Requirement
Retype the data below without altering anything.

Records

────────

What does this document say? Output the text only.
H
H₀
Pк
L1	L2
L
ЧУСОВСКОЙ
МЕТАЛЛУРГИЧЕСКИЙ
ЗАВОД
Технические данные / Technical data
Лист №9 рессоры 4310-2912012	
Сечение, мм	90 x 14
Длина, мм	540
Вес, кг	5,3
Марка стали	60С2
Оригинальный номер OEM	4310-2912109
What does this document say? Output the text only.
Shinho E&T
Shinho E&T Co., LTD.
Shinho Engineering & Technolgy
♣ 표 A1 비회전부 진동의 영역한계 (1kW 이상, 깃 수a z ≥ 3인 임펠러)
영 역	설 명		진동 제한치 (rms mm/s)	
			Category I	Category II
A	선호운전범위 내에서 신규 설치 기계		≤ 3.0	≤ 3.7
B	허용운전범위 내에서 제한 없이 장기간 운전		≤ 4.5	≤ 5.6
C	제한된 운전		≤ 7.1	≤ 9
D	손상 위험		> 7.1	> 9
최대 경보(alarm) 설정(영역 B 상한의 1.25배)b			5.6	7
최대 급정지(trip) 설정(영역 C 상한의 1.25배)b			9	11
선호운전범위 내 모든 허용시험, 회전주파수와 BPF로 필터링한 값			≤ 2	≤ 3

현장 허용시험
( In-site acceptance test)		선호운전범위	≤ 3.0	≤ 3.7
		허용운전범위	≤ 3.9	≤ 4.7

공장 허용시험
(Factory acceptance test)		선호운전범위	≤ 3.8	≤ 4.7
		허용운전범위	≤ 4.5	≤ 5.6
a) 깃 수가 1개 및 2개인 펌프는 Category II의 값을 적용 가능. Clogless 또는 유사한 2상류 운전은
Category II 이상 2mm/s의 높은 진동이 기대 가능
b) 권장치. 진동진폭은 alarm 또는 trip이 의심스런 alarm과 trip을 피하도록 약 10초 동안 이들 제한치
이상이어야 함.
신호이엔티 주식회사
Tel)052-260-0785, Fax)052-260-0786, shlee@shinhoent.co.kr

────────

Written response
What does this document say? Output the text only.
H
H₀
Pк
L1	L2
L
ЧУСОВСКОЙ
МЕТАЛЛУРГИЧЕСКИЙ
ЗАВОД
Технические данные / Technical data
Лист №9 рессоры 4310-2912012	
Сечение, мм	90 x 14
Длина, мм	540
Вес, кг	5,3
Марка стали	60С2
Оригинальный номер OEM	4310-2912109
What does this document say? Output the text only.
Shinho E&T
Shinho E&T Co., LTD.
Shinho Engineering & Technolgy
♣ 표 A1 비회전부 진동의 영역한계 (1kW 이상, 깃 수a z ≥ 3인 임펠러)
영 역	설 명		진동 제한치 (rms mm/s)	
			Category I	Category II
A	선호운전범위 내에서 신규 설치 기계		≤ 3.0	≤ 3.7
B	허용운전범위 내에서 제한 없이 장기간 운전		≤ 4.5	≤ 5.6
C	제한된 운전		≤ 7.1	≤ 9
D	손상 위험		> 7.1	> 9
최대 경보(alarm) 설정(영역 B 상한의 1.25배)b			5.6	7
최대 급정지(trip) 설정(영역 C 상한의 1.25배)b			9	11
선호운전범위 내 모든 허용시험, 회전주파수와 BPF로 필터링한 값			≤ 2	≤ 3

현장 허용시험
( In-site acceptance test)		선호운전범위	≤ 3.0	≤ 3.7
		허용운전범위	≤ 3.9	≤ 4.7

공장 허용시험
(Factory acceptance test)		선호운전범위	≤ 3.8	≤ 4.7
		허용운전범위	≤ 4.5	≤ 5.6
a) 깃 수가 1개 및 2개인 펌프는 Category II의 값을 적용 가능. Clogless 또는 유사한 2상류 운전은
Category II 이상 2mm/s의 높은 진동이 기대 가능
b) 권장치. 진동진폭은 alarm 또는 trip이 의심스런 alarm과 trip을 피하도록 약 10초 동안 이들 제한치
이상이어야 함.
신호이엔티 주식회사
Tel)052-260-0785, Fax)052-260-0786, shlee@shinhoent.co.kr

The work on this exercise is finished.